WHAT IS ASKED: Give the count of lines that include the string "hotel". Add nothing to it.
* * * * * * *
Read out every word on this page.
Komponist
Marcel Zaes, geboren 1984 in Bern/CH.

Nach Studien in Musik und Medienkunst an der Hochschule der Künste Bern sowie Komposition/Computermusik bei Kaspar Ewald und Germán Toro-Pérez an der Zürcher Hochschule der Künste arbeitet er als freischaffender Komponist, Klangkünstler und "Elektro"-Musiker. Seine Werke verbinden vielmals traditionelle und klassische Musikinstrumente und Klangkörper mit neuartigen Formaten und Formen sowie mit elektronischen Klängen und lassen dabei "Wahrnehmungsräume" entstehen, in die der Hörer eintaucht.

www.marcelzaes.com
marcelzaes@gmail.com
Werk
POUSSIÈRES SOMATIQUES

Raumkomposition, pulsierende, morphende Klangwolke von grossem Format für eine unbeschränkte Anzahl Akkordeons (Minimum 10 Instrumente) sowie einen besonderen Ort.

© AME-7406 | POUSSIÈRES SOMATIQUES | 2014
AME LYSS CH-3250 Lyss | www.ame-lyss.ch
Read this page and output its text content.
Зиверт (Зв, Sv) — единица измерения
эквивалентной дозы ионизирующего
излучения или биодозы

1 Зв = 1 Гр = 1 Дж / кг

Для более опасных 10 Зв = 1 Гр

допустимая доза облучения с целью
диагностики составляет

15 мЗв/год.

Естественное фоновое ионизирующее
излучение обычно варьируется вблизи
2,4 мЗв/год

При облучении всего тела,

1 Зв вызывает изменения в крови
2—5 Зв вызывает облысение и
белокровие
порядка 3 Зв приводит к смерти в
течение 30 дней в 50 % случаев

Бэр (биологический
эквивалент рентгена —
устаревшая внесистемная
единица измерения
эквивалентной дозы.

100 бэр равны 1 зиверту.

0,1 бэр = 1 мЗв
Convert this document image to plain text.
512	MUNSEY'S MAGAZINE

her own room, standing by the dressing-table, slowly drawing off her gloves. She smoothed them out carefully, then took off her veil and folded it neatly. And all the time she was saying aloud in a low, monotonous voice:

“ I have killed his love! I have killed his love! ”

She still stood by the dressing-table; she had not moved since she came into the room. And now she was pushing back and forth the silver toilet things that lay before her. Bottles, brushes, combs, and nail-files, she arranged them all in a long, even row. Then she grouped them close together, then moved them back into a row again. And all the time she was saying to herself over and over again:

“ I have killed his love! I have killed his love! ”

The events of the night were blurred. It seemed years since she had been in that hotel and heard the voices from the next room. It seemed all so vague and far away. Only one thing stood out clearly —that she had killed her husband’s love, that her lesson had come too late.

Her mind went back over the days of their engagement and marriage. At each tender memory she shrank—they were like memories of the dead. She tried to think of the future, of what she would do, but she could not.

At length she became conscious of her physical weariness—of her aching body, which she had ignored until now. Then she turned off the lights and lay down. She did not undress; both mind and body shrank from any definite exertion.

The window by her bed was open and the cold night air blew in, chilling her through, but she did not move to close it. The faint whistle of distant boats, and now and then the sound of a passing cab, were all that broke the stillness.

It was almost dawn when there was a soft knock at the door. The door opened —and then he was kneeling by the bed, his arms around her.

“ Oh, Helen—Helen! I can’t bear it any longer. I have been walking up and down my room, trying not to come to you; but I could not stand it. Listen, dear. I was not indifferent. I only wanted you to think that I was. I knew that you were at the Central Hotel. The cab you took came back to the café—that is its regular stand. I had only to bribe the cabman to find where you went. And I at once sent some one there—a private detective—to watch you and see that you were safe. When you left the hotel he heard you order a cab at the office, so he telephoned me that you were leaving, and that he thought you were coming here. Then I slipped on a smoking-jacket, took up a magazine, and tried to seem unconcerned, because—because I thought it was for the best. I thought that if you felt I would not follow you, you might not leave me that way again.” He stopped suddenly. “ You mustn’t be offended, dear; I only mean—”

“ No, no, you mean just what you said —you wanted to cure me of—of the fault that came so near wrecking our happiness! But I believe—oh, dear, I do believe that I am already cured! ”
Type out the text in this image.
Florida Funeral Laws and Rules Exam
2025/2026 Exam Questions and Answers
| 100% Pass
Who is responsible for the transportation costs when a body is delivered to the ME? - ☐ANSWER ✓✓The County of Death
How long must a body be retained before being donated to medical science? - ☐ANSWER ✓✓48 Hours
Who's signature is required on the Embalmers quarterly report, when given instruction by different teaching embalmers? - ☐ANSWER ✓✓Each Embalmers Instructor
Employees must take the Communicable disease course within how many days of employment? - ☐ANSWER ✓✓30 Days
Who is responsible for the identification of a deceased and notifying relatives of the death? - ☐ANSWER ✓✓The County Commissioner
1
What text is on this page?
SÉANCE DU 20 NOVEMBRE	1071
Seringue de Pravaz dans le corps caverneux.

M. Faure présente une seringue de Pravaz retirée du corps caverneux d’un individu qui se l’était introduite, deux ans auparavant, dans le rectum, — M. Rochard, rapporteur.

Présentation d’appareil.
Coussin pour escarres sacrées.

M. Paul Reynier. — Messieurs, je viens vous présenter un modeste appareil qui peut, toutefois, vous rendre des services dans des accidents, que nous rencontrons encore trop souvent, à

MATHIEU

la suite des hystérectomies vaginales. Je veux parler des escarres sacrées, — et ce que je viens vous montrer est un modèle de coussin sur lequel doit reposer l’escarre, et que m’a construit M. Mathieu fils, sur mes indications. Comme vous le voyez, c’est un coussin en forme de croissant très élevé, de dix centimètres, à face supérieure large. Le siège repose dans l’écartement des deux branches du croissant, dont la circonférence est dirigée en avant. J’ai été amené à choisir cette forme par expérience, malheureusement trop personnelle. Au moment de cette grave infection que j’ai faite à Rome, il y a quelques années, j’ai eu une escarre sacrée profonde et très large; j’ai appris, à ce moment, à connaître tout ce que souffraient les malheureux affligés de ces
* * * * * * *
WRITTEN SOLUTION: 2